In the listing below, count each line containing "activity" and answer with the count only.

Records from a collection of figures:
+ + + +
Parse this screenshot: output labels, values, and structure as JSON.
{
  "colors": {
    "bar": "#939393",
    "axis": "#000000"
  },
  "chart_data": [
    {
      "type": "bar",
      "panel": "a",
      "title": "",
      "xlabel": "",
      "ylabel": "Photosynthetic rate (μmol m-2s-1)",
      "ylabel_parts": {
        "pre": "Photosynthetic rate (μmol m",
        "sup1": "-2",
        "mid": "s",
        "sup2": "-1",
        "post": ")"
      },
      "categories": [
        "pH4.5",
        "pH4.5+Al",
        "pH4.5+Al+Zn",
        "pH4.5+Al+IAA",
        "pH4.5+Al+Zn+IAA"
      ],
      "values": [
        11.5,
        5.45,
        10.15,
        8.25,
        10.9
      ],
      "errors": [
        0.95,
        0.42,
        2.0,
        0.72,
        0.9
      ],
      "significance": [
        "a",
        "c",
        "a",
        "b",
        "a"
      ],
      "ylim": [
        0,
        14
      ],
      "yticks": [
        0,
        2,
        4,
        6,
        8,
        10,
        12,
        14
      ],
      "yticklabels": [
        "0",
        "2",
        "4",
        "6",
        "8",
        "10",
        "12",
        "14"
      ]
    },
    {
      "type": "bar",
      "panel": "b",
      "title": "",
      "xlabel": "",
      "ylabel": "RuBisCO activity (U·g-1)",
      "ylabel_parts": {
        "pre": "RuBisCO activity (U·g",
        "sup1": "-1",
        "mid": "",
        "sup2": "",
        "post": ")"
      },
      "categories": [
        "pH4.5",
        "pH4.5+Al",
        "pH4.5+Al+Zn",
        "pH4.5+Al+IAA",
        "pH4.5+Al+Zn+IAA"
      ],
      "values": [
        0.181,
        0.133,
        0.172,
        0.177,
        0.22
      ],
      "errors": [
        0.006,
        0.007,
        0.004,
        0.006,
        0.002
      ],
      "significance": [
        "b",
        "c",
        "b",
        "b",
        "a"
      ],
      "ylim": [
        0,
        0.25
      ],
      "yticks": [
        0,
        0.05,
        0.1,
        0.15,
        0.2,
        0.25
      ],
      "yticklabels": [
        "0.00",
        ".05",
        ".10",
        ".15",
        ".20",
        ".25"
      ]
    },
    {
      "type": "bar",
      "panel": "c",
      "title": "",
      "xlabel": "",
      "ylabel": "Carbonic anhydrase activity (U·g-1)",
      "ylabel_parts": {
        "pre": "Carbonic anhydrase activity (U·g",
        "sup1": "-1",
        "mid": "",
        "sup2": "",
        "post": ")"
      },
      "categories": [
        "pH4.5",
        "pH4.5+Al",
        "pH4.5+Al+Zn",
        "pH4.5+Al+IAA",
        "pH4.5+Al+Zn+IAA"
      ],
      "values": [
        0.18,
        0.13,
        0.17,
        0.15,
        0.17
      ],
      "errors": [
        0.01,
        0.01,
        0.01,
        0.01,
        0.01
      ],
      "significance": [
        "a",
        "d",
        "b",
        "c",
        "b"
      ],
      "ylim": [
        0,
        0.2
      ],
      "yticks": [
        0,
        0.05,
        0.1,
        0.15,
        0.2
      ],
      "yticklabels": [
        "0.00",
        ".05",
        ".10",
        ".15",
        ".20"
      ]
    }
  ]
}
+ + + +
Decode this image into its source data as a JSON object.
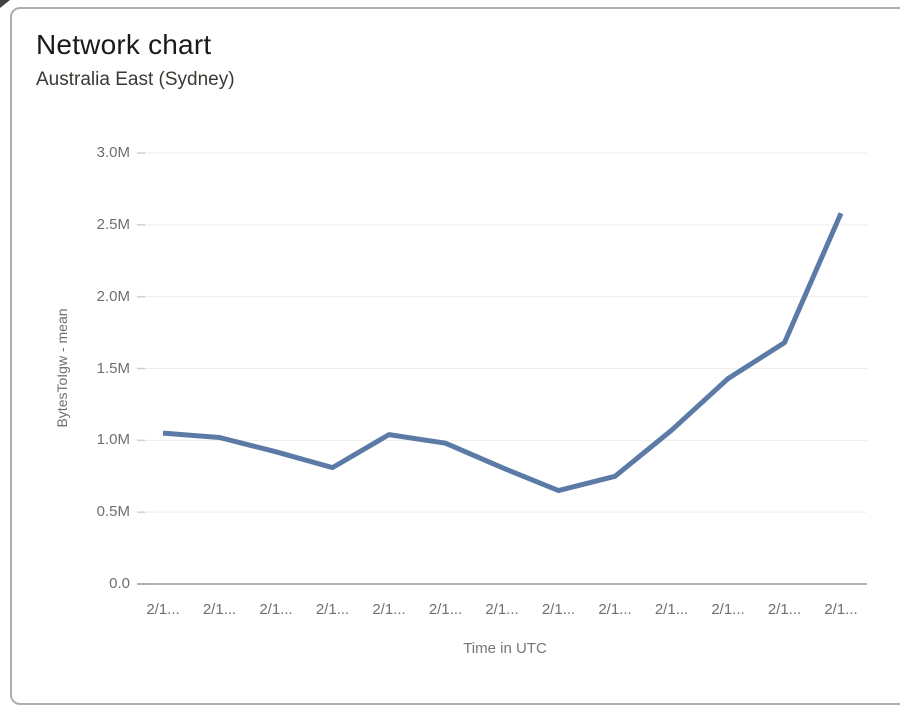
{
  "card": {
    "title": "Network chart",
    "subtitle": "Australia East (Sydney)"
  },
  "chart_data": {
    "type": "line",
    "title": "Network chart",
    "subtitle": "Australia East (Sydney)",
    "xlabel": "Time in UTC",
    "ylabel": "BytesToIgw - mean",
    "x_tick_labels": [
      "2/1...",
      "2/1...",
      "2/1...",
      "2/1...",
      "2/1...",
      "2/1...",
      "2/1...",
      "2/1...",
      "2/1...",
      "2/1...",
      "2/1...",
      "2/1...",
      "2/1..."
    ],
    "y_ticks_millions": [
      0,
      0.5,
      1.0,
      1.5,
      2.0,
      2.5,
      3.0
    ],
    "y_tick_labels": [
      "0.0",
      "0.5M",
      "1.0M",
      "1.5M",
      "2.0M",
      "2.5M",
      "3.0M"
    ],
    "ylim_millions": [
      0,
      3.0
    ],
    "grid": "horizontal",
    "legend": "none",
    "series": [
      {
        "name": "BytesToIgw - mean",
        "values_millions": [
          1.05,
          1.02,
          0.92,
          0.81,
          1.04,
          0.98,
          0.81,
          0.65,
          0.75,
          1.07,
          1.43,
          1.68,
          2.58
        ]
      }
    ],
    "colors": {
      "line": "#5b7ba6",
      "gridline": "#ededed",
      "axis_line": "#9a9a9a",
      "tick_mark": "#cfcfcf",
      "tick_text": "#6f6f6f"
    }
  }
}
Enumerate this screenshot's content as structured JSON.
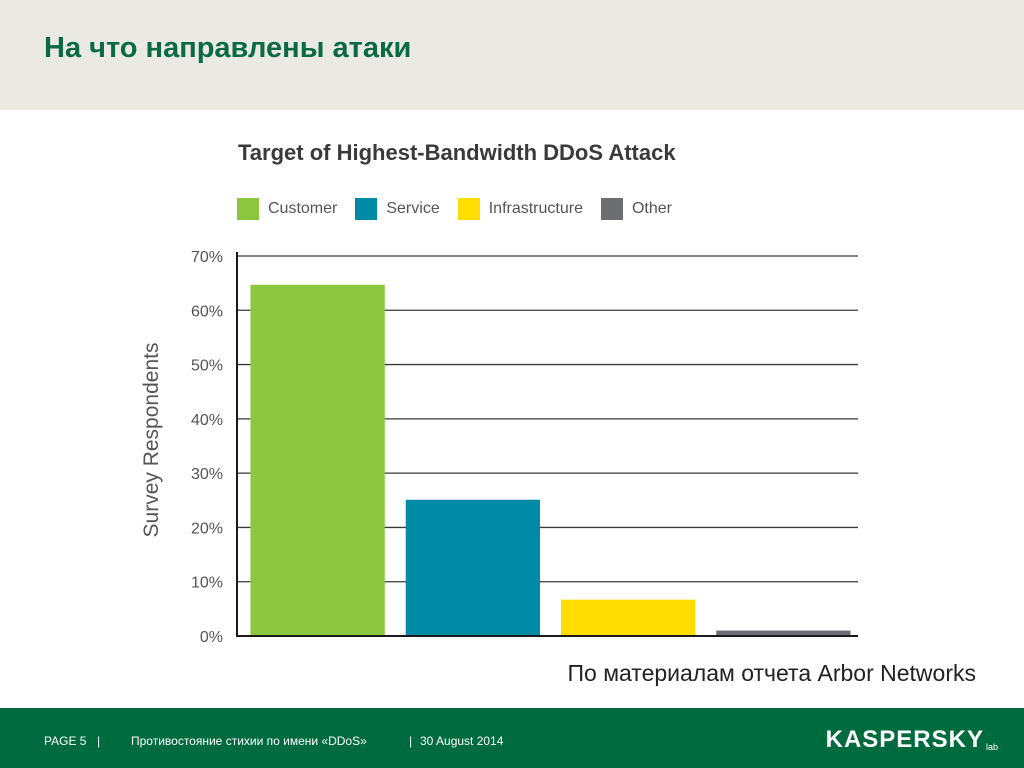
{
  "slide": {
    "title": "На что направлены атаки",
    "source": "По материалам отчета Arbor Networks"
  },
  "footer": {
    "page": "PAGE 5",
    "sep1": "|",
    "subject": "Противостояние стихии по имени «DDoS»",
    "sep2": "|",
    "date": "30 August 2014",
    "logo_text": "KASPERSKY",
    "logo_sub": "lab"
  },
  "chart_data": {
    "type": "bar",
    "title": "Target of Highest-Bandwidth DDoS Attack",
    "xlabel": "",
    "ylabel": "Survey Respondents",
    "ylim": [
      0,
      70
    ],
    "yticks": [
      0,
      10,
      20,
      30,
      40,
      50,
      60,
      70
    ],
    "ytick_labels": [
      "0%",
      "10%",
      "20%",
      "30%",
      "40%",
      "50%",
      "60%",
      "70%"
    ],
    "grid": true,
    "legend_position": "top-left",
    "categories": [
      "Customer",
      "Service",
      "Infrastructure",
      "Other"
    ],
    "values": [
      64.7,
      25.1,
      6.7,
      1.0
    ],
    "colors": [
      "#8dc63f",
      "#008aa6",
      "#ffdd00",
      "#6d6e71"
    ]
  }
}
+ + + +
Solved exercise:
4